### STATED PROBLEM
Copy each line below in which the word "hinzufügen" occurs.

### SUPPLIED DATA
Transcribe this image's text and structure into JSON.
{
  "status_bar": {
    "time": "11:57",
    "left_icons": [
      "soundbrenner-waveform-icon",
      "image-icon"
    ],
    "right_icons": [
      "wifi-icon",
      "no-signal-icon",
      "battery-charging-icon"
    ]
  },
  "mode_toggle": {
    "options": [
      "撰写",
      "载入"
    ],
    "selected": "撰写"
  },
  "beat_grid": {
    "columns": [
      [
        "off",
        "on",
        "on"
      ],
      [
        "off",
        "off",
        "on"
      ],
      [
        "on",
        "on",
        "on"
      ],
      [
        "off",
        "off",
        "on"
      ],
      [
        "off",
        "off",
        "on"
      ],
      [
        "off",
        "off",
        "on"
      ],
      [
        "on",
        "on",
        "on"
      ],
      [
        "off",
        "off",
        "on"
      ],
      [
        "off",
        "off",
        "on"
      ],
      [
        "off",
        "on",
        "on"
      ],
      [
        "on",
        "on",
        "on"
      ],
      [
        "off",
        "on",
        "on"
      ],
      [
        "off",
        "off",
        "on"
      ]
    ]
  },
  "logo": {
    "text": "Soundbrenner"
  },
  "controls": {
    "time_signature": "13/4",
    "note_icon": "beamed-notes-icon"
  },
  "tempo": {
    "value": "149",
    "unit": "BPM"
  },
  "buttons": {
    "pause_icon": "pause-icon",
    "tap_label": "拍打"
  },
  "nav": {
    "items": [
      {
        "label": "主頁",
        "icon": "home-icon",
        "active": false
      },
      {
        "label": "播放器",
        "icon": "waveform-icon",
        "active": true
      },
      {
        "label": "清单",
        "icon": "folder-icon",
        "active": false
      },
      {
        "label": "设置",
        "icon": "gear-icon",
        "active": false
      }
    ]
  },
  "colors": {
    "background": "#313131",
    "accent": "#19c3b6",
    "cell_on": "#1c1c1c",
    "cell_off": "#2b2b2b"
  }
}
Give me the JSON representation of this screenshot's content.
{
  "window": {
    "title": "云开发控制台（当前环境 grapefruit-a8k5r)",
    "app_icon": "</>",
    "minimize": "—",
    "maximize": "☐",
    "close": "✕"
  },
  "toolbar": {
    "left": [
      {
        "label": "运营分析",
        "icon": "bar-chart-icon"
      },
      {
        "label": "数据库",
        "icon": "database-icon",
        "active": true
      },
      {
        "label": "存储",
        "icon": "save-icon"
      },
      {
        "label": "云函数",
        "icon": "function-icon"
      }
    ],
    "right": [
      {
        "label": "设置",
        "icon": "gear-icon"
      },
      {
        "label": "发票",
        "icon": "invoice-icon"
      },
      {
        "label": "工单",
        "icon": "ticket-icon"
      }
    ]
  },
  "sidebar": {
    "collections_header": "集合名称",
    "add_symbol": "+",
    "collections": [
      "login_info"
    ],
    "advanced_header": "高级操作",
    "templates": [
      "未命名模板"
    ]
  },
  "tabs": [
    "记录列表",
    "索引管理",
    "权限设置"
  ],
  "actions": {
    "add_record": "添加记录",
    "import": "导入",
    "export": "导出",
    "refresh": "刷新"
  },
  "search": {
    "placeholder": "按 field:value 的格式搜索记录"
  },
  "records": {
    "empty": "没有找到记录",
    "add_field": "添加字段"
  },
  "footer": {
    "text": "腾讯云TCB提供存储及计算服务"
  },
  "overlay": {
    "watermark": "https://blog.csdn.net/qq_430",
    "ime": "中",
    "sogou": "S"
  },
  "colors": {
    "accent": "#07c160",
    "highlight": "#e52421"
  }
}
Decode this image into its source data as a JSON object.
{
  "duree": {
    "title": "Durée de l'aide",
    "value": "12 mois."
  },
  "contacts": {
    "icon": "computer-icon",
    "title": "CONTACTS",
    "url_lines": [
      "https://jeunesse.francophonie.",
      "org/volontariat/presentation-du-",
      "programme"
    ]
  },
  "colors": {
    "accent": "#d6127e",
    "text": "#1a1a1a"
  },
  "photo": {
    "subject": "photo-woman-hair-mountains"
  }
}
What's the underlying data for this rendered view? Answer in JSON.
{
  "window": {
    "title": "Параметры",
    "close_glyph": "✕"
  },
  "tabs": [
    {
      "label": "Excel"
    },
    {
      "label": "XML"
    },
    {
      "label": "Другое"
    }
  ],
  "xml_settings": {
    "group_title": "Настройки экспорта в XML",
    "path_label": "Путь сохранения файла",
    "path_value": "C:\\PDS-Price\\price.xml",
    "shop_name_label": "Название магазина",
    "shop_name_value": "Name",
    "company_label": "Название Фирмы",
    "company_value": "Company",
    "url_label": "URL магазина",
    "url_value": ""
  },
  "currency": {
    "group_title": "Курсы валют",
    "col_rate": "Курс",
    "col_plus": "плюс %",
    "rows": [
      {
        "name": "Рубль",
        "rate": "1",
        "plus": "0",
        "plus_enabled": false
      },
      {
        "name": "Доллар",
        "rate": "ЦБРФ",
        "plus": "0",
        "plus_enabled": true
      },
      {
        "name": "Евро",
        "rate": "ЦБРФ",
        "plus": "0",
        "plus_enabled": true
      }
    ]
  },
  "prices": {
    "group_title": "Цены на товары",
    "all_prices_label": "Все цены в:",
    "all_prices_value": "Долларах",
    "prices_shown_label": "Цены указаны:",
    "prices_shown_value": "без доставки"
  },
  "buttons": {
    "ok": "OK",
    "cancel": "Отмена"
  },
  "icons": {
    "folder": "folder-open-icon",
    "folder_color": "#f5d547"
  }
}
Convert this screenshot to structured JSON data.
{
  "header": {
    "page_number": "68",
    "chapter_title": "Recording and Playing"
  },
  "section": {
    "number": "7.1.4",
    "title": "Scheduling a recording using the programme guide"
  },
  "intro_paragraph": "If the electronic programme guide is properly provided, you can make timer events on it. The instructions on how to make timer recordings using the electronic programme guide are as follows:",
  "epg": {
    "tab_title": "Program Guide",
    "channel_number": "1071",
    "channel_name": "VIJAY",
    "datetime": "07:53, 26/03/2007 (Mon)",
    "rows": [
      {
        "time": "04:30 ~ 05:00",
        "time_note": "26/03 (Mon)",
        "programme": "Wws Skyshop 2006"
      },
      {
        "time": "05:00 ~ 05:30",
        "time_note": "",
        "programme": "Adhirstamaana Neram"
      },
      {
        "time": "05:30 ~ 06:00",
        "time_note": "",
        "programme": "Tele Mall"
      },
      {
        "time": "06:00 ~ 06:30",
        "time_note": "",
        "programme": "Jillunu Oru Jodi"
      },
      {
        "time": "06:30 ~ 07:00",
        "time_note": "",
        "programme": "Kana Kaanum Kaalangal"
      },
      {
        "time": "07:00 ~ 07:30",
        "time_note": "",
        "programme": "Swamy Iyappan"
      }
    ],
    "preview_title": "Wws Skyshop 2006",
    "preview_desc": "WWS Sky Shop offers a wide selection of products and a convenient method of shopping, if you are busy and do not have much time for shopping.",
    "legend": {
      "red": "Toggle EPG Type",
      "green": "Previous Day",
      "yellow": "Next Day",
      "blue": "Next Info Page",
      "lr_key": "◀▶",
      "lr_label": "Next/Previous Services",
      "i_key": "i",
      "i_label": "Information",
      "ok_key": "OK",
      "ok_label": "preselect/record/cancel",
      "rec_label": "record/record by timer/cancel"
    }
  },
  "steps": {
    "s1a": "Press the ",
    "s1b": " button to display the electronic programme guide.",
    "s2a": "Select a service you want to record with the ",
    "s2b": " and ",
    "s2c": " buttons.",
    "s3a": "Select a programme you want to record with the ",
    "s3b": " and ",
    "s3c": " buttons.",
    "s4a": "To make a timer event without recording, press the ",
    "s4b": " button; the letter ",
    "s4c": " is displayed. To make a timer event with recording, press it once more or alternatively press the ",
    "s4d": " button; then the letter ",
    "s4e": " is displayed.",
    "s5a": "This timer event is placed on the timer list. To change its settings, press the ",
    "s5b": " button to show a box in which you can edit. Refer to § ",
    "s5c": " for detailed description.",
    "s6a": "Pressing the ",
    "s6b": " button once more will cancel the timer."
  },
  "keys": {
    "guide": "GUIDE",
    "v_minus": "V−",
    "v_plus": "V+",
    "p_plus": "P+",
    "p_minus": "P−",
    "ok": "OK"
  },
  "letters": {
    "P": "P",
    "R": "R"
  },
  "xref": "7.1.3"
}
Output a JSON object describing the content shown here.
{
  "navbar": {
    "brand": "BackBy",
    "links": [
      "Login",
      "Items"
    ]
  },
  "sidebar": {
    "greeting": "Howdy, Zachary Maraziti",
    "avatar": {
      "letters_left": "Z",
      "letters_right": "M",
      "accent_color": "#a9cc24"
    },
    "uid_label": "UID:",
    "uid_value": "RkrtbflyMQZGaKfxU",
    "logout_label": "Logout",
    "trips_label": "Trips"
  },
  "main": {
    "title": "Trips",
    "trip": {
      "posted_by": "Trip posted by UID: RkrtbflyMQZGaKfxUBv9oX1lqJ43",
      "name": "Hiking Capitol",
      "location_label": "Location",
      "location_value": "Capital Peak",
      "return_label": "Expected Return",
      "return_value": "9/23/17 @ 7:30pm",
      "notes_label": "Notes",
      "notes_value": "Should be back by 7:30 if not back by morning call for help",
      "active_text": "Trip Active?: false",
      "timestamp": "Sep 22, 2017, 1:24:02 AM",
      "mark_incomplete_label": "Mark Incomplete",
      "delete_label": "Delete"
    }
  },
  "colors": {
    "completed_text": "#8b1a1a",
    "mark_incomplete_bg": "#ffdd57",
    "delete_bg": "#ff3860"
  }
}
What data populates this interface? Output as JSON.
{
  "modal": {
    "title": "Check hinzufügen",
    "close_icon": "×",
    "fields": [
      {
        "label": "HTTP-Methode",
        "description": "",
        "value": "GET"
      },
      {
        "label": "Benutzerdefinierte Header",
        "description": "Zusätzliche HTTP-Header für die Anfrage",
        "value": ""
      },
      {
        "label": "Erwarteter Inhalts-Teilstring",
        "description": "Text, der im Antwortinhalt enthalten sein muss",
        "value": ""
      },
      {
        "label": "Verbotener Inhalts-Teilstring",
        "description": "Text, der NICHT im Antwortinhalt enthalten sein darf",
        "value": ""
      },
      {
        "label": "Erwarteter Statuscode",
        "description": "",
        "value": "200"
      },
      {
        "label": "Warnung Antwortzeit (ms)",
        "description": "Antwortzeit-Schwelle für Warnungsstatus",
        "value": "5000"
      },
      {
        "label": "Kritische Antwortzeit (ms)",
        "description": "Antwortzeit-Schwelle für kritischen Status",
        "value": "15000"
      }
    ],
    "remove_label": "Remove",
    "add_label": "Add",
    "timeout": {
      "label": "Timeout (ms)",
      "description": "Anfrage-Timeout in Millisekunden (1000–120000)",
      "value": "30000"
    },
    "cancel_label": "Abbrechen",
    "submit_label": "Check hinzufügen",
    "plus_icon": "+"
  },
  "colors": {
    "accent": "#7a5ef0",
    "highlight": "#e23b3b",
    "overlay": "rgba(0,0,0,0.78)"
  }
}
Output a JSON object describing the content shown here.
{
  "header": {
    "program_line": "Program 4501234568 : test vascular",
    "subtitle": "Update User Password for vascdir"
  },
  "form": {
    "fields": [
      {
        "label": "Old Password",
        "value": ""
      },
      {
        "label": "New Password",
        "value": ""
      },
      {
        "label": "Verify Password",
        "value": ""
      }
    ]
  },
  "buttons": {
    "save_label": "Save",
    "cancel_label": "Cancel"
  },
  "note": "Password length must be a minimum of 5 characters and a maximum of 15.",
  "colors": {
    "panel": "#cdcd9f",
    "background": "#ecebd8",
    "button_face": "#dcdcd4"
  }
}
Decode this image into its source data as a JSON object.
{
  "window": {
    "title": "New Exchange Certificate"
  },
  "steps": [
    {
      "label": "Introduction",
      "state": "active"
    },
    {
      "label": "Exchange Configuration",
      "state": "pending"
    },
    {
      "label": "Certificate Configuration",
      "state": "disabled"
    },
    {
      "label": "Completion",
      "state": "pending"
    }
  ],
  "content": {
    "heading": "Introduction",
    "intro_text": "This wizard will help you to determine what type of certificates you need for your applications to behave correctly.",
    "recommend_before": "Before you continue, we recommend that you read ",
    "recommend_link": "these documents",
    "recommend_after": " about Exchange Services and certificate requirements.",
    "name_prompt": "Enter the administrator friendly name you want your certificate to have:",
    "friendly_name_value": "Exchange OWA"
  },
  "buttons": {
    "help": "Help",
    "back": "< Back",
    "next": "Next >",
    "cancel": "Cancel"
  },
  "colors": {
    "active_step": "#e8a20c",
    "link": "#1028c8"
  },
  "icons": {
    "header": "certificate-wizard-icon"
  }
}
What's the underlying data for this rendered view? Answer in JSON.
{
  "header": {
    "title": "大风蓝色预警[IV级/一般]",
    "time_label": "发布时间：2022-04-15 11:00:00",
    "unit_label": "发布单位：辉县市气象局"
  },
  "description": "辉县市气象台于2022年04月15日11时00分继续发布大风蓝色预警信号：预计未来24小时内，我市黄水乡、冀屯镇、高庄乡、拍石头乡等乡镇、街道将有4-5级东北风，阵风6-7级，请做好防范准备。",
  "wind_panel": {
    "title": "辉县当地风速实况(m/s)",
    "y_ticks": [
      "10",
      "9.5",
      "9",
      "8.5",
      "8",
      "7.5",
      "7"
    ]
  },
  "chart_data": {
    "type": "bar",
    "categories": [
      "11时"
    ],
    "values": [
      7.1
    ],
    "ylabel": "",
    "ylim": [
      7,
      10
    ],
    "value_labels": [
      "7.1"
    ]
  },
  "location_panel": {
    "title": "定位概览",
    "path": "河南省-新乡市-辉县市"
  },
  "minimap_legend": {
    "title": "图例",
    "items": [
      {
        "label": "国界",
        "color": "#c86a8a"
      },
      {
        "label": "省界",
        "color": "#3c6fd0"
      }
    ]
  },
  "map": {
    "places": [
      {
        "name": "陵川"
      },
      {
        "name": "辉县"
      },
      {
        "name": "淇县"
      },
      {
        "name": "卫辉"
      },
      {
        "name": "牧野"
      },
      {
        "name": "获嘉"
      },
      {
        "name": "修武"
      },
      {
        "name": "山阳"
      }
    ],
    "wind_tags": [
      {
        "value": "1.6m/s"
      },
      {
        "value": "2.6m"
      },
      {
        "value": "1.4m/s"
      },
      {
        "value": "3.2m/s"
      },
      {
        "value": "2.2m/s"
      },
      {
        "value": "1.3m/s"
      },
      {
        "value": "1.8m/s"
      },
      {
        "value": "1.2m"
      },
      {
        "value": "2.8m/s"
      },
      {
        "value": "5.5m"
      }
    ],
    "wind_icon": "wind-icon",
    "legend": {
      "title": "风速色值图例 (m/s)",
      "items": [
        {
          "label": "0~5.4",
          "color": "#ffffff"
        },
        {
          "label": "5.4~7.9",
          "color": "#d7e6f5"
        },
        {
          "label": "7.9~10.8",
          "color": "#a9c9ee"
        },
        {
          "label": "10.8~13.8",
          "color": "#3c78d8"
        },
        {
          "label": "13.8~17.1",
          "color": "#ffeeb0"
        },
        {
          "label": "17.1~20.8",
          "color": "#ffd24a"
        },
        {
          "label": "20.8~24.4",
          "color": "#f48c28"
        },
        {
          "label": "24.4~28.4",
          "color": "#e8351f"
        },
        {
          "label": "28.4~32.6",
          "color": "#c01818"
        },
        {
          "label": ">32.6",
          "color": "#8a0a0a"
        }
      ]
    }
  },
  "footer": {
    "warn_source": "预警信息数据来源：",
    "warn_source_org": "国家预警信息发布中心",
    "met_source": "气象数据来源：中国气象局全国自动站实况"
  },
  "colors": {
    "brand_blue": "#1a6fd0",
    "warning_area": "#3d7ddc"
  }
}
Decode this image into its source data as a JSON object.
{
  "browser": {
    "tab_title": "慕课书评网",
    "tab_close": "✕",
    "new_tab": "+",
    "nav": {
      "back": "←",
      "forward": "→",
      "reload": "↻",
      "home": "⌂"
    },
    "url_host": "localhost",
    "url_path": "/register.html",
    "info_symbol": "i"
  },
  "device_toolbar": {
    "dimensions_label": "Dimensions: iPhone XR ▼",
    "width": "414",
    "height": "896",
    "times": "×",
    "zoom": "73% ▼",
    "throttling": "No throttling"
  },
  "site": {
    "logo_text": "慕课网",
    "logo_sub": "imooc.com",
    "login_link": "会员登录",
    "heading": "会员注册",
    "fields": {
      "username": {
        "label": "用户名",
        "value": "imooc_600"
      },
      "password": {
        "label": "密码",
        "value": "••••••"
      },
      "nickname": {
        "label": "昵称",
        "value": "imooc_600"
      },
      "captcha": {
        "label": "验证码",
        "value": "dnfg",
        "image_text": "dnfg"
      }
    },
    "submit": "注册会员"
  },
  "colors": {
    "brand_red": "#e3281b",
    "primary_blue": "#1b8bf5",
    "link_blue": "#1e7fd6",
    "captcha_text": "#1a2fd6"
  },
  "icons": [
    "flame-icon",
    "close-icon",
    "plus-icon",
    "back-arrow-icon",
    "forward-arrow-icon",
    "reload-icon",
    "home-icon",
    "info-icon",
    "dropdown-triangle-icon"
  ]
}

### FINISHED TASK
    "title": "Check hinzufügen",
    "submit_label": "Check hinzufügen",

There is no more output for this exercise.